● Element placement data:
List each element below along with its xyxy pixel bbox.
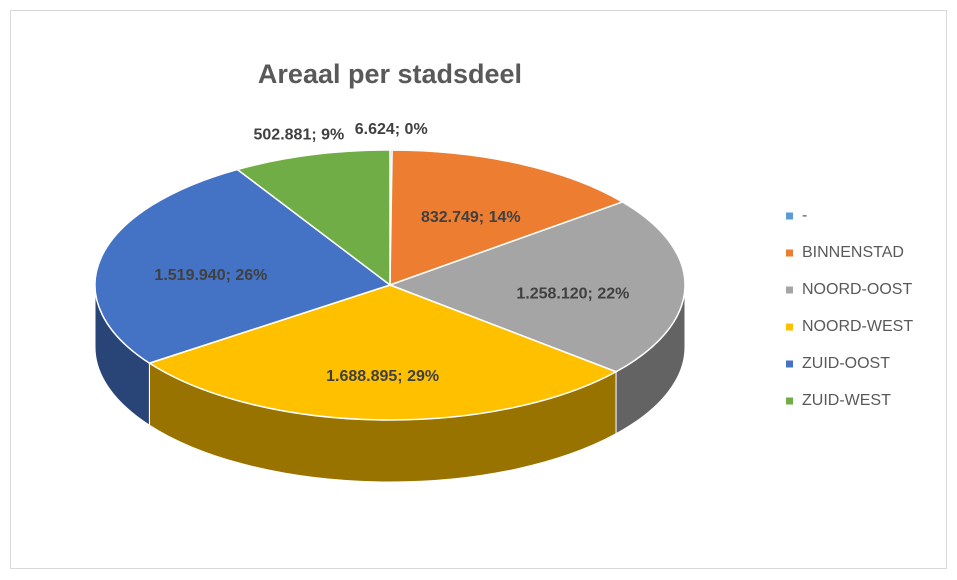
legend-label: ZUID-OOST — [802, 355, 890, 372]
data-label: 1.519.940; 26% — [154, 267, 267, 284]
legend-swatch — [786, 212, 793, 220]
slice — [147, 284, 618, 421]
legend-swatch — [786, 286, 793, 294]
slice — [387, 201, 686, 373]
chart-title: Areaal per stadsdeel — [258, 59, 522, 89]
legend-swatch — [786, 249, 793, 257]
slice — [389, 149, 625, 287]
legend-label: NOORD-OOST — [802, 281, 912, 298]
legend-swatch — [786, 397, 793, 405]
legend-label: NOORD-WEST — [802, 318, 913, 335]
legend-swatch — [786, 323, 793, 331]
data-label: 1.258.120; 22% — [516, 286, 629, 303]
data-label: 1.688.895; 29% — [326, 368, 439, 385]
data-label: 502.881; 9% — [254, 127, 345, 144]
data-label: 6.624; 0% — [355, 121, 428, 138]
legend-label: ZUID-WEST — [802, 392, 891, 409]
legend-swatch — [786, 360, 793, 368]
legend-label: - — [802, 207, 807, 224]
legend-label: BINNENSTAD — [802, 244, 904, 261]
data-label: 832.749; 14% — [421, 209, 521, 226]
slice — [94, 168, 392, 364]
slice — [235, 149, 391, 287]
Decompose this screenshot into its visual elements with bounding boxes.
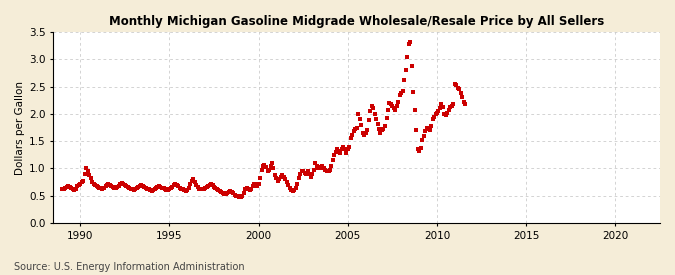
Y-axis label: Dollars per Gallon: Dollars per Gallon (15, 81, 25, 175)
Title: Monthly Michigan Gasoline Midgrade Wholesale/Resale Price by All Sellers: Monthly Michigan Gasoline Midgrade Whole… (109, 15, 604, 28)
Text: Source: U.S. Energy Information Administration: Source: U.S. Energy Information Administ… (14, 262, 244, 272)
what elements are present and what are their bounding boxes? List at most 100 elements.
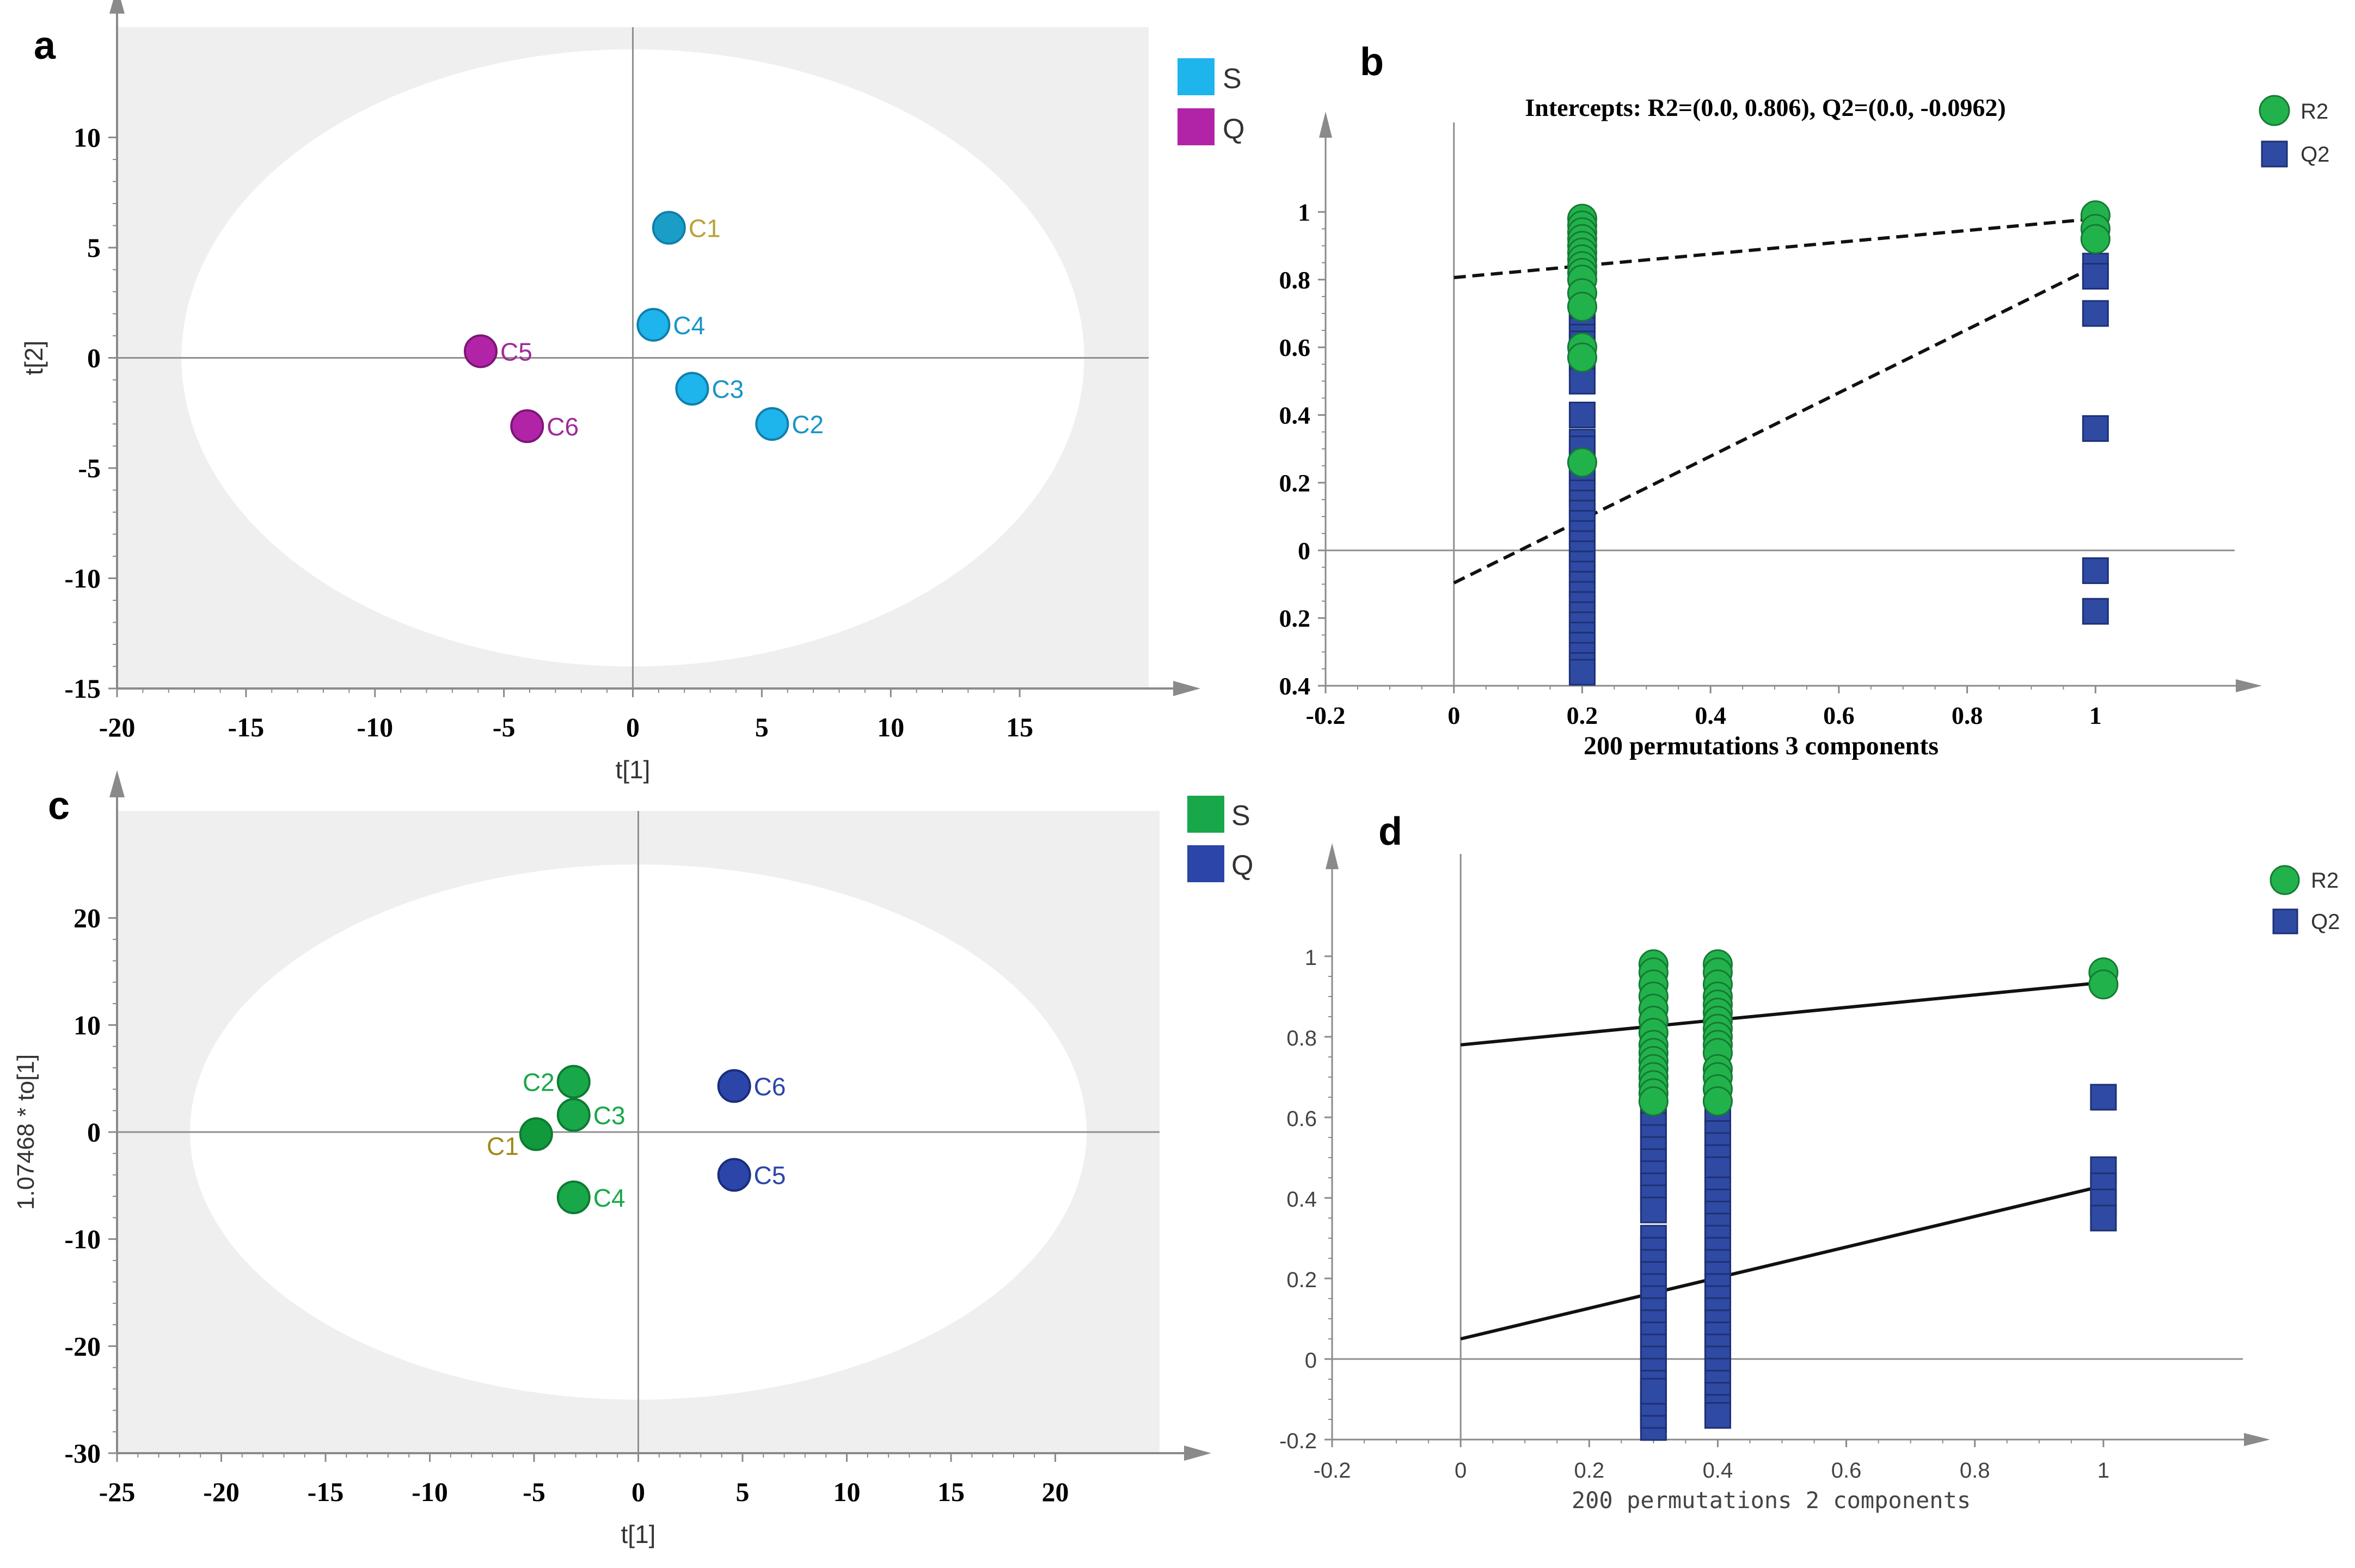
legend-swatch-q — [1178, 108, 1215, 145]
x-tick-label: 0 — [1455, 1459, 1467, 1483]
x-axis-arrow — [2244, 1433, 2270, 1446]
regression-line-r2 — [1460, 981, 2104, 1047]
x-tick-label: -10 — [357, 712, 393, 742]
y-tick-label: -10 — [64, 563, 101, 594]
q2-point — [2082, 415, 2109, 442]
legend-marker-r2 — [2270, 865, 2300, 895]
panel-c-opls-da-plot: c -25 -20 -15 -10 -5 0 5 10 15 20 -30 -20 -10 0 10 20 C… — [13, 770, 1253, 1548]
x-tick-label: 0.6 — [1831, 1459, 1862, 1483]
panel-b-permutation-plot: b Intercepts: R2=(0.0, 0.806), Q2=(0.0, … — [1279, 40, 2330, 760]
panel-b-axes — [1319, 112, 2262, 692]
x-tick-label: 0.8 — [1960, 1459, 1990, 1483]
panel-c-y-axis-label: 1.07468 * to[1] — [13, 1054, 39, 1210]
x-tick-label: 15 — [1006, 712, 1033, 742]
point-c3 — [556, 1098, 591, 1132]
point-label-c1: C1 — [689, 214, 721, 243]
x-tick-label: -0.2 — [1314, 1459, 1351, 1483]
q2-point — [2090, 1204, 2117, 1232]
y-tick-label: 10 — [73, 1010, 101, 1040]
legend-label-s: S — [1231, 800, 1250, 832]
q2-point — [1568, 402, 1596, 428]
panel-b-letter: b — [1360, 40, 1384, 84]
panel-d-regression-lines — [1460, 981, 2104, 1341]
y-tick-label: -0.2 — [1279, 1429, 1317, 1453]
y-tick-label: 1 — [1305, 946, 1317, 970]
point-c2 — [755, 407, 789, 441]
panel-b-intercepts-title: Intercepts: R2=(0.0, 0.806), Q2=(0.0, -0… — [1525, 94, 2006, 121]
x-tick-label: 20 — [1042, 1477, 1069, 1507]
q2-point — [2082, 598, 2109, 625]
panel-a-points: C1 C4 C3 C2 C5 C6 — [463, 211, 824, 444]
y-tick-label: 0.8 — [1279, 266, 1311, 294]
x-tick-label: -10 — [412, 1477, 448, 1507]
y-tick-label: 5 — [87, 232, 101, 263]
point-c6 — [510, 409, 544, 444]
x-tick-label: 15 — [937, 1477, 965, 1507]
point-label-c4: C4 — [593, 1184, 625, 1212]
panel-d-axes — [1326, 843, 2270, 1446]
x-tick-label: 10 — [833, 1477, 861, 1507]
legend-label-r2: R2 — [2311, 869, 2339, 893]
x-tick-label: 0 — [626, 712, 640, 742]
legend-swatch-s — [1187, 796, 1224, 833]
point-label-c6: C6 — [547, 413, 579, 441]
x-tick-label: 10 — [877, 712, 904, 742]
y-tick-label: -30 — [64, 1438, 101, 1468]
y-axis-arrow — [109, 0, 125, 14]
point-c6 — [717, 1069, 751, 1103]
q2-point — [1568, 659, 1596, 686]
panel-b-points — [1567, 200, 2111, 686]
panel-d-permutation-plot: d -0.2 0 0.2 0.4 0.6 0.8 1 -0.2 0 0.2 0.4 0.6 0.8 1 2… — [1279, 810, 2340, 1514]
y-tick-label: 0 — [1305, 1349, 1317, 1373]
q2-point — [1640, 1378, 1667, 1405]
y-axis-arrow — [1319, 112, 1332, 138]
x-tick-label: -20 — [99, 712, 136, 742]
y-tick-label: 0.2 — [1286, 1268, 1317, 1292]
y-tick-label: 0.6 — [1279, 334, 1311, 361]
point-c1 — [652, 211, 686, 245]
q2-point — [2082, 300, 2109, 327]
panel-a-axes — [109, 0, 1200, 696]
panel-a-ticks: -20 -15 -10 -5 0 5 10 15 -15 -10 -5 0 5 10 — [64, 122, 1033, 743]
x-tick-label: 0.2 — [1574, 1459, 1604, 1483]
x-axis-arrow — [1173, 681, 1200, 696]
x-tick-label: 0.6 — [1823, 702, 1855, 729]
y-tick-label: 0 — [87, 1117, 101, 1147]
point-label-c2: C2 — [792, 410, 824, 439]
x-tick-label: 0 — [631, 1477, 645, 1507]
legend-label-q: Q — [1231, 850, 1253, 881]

● What is being asked: Copy out every one of the records above word for word, leaving out the pictures.

● Written solution:
List each element below along with its xyxy pixel bbox.
legend-label: ZUID-OOST — [802, 355, 890, 372]
data-label: 1.519.940; 26% — [154, 267, 267, 284]
legend-swatch — [786, 212, 793, 220]
slice — [147, 284, 618, 421]
legend-swatch — [786, 286, 793, 294]
slice — [387, 201, 686, 373]
chart-title: Areaal per stadsdeel — [258, 59, 522, 89]
legend-swatch — [786, 249, 793, 257]
slice — [389, 149, 625, 287]
legend-label: NOORD-OOST — [802, 281, 912, 298]
legend-swatch — [786, 397, 793, 405]
legend-label: NOORD-WEST — [802, 318, 913, 335]
legend-swatch — [786, 323, 793, 331]
data-label: 1.258.120; 22% — [516, 286, 629, 303]
data-label: 1.688.895; 29% — [326, 368, 439, 385]
data-label: 502.881; 9% — [254, 127, 345, 144]
data-label: 6.624; 0% — [355, 121, 428, 138]
legend-label: ZUID-WEST — [802, 392, 891, 409]
legend-swatch — [786, 360, 793, 368]
legend-label: - — [802, 207, 807, 224]
legend-label: BINNENSTAD — [802, 244, 904, 261]
data-label: 832.749; 14% — [421, 209, 521, 226]
slice — [94, 168, 392, 364]
slice — [235, 149, 391, 287]
Decompose this screenshot into its visual elements with bounding boxes.
Y-axis label: Dollars per Gallon: Dollars per Gallon (15, 81, 25, 175)
Title: Monthly Michigan Gasoline Midgrade Wholesale/Resale Price by All Sellers: Monthly Michigan Gasoline Midgrade Whole… (109, 15, 604, 28)
Text: Source: U.S. Energy Information Administration: Source: U.S. Energy Information Administ… (14, 262, 244, 272)
what elements are present and what are their bounding boxes? List at most 100 elements.
legend-swatch-q — [1178, 108, 1215, 145]
x-tick-label: 0 — [1455, 1459, 1467, 1483]
x-axis-arrow — [2244, 1433, 2270, 1446]
regression-line-r2 — [1460, 981, 2104, 1047]
x-tick-label: -10 — [357, 712, 393, 742]
y-tick-label: -10 — [64, 563, 101, 594]
q2-point — [2082, 415, 2109, 442]
legend-marker-r2 — [2270, 865, 2300, 895]
panel-c-opls-da-plot: c -25 -20 -15 -10 -5 0 5 10 15 20 -30 -20 -10 0 10 20 C… — [13, 770, 1253, 1548]
x-tick-label: 0.6 — [1831, 1459, 1862, 1483]
panel-b-permutation-plot: b Intercepts: R2=(0.0, 0.806), Q2=(0.0, … — [1279, 40, 2330, 760]
panel-b-axes — [1319, 112, 2262, 692]
x-tick-label: 0.8 — [1960, 1459, 1990, 1483]
panel-c-y-axis-label: 1.07468 * to[1] — [13, 1054, 39, 1210]
x-tick-label: 15 — [1006, 712, 1033, 742]
point-c3 — [556, 1098, 591, 1132]
point-label-c1: C1 — [689, 214, 721, 243]
x-tick-label: -0.2 — [1314, 1459, 1351, 1483]
q2-point — [2090, 1204, 2117, 1232]
y-tick-label: 10 — [73, 1010, 101, 1040]
legend-label-s: S — [1231, 800, 1250, 832]
q2-point — [1568, 402, 1596, 428]
panel-b-letter: b — [1360, 40, 1384, 84]
panel-d-regression-lines — [1460, 981, 2104, 1341]
y-tick-label: -0.2 — [1279, 1429, 1317, 1453]
y-tick-label: 1 — [1305, 946, 1317, 970]
point-c2 — [755, 407, 789, 441]
panel-b-intercepts-title: Intercepts: R2=(0.0, 0.806), Q2=(0.0, -0… — [1525, 94, 2006, 121]
x-tick-label: 20 — [1042, 1477, 1069, 1507]
q2-point — [2082, 598, 2109, 625]
panel-a-points: C1 C4 C3 C2 C5 C6 — [463, 211, 824, 444]
y-tick-label: 0.8 — [1279, 266, 1311, 294]
x-tick-label: -10 — [412, 1477, 448, 1507]
y-tick-label: 5 — [87, 232, 101, 263]
point-c6 — [510, 409, 544, 444]
x-tick-label: 15 — [937, 1477, 965, 1507]
point-label-c4: C4 — [593, 1184, 625, 1212]
panel-d-axes — [1326, 843, 2270, 1446]
x-tick-label: 10 — [833, 1477, 861, 1507]
legend-label-r2: R2 — [2311, 869, 2339, 893]
x-tick-label: 0 — [626, 712, 640, 742]
legend-swatch-s — [1187, 796, 1224, 833]
point-label-c6: C6 — [547, 413, 579, 441]
x-tick-label: 10 — [877, 712, 904, 742]
y-tick-label: -30 — [64, 1438, 101, 1468]
y-axis-arrow — [109, 0, 125, 14]
point-c6 — [717, 1069, 751, 1103]
q2-point — [1568, 659, 1596, 686]
panel-b-points — [1567, 200, 2111, 686]
panel-d-permutation-plot: d -0.2 0 0.2 0.4 0.6 0.8 1 -0.2 0 0.2 0.4 0.6 0.8 1 2… — [1279, 810, 2340, 1514]
y-tick-label: 0 — [1305, 1349, 1317, 1373]
q2-point — [1640, 1378, 1667, 1405]
y-axis-arrow — [1319, 112, 1332, 138]
x-tick-label: -20 — [99, 712, 136, 742]
y-tick-label: 0.2 — [1286, 1268, 1317, 1292]
y-tick-label: 0.6 — [1279, 334, 1311, 361]
point-c1 — [652, 211, 686, 245]
q2-point — [2082, 300, 2109, 327]
panel-a-axes — [109, 0, 1200, 696]
panel-a-ticks: -20 -15 -10 -5 0 5 10 15 -15 -10 -5 0 5 10 — [64, 122, 1033, 743]
x-tick-label: 0.2 — [1574, 1459, 1604, 1483]
x-axis-arrow — [1173, 681, 1200, 696]
x-tick-label: 0.6 — [1823, 702, 1855, 729]
y-tick-label: 0 — [87, 1117, 101, 1147]
point-label-c2: C2 — [792, 410, 824, 439]
x-tick-label: 0 — [631, 1477, 645, 1507]
legend-label-q: Q — [1231, 850, 1253, 881]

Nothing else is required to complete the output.